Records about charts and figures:
[START]

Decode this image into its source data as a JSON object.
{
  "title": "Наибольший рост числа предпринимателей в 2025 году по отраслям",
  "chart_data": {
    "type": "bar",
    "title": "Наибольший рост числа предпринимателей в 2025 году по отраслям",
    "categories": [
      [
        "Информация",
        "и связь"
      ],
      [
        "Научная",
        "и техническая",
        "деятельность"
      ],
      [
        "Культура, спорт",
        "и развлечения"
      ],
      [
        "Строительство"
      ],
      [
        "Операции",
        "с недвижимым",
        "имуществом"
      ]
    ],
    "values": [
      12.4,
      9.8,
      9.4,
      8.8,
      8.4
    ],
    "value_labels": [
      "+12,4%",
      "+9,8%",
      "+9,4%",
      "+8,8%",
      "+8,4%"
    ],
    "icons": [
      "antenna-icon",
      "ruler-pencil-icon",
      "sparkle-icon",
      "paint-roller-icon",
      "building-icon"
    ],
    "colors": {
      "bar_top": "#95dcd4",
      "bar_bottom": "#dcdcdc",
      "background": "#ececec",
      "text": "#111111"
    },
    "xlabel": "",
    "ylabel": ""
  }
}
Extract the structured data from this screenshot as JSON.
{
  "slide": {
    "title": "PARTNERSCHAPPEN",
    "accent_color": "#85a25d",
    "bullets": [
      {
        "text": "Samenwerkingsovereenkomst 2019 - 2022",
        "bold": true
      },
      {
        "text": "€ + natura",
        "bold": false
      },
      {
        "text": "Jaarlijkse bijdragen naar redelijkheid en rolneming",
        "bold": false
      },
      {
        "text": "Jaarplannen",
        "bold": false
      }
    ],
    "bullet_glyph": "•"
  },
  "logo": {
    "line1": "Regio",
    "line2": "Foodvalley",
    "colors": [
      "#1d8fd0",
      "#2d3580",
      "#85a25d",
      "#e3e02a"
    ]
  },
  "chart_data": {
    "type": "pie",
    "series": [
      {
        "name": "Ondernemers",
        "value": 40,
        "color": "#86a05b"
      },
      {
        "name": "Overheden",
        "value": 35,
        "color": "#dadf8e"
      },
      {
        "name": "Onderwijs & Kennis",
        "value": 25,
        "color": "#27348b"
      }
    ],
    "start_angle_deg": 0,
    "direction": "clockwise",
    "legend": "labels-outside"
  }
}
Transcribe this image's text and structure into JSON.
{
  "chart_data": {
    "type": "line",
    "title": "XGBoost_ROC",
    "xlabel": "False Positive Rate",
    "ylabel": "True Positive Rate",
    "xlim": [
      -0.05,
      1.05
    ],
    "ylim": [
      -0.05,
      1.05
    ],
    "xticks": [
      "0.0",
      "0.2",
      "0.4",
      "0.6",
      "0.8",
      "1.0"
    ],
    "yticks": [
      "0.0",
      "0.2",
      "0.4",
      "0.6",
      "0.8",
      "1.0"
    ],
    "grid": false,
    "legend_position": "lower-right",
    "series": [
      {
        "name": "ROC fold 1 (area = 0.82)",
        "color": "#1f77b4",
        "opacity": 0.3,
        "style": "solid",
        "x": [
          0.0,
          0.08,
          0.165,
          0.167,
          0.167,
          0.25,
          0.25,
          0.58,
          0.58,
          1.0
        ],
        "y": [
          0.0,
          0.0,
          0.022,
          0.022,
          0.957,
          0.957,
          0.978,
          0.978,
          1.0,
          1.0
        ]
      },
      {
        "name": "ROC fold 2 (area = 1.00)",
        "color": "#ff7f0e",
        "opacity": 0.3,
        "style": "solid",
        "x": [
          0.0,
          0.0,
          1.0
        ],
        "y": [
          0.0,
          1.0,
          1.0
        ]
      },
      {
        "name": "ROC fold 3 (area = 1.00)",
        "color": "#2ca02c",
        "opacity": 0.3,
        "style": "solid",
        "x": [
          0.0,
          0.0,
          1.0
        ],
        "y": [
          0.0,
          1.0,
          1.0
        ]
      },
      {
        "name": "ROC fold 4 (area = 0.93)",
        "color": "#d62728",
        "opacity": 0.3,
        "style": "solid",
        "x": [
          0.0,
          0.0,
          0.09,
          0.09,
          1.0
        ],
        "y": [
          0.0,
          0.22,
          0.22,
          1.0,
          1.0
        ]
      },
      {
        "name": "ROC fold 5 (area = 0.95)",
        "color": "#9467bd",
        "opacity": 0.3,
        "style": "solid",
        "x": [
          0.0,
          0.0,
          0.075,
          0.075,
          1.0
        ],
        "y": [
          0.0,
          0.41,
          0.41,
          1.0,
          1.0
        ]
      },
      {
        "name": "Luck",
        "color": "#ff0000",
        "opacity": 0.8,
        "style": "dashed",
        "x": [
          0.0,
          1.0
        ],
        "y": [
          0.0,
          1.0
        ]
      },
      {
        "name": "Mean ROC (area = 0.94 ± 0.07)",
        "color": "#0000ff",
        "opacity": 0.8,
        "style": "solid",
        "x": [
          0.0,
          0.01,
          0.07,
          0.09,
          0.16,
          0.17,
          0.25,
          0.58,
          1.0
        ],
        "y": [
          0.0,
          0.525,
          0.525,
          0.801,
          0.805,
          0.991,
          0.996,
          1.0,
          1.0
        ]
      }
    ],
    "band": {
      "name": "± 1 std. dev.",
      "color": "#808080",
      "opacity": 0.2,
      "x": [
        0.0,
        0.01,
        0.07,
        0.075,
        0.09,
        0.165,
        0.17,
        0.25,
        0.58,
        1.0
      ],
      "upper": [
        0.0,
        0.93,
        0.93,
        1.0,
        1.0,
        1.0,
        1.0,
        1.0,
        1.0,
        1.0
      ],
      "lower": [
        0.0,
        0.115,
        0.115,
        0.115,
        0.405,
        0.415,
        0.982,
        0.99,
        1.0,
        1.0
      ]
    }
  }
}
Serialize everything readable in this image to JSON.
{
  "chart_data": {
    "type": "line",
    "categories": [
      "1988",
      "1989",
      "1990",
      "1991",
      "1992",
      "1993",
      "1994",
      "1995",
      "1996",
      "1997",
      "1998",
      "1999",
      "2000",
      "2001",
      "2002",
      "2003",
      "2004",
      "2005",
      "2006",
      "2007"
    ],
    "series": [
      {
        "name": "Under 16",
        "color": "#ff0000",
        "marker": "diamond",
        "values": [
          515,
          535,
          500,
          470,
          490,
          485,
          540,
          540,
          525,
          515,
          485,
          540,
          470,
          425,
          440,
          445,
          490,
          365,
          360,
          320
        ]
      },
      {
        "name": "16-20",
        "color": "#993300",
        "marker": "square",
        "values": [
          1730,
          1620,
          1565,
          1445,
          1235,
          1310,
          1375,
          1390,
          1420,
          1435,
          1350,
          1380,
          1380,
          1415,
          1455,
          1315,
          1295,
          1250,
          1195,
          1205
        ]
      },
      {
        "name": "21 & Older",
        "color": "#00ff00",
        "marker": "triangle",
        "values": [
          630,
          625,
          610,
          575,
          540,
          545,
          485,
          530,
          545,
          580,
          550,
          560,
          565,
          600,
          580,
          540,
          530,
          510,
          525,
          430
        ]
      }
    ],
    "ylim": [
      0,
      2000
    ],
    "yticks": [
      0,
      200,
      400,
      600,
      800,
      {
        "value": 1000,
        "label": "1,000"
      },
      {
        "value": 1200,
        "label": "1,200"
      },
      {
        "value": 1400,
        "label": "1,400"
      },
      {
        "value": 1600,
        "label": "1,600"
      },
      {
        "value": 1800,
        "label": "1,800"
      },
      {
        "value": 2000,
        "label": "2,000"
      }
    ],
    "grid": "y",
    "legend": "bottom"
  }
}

[END]

Instructions to follow: Find the string "marker" in the listing and return every line that holds it.

Problem solution:
        "marker": "diamond",
        "marker": "square",
        "marker": "triangle",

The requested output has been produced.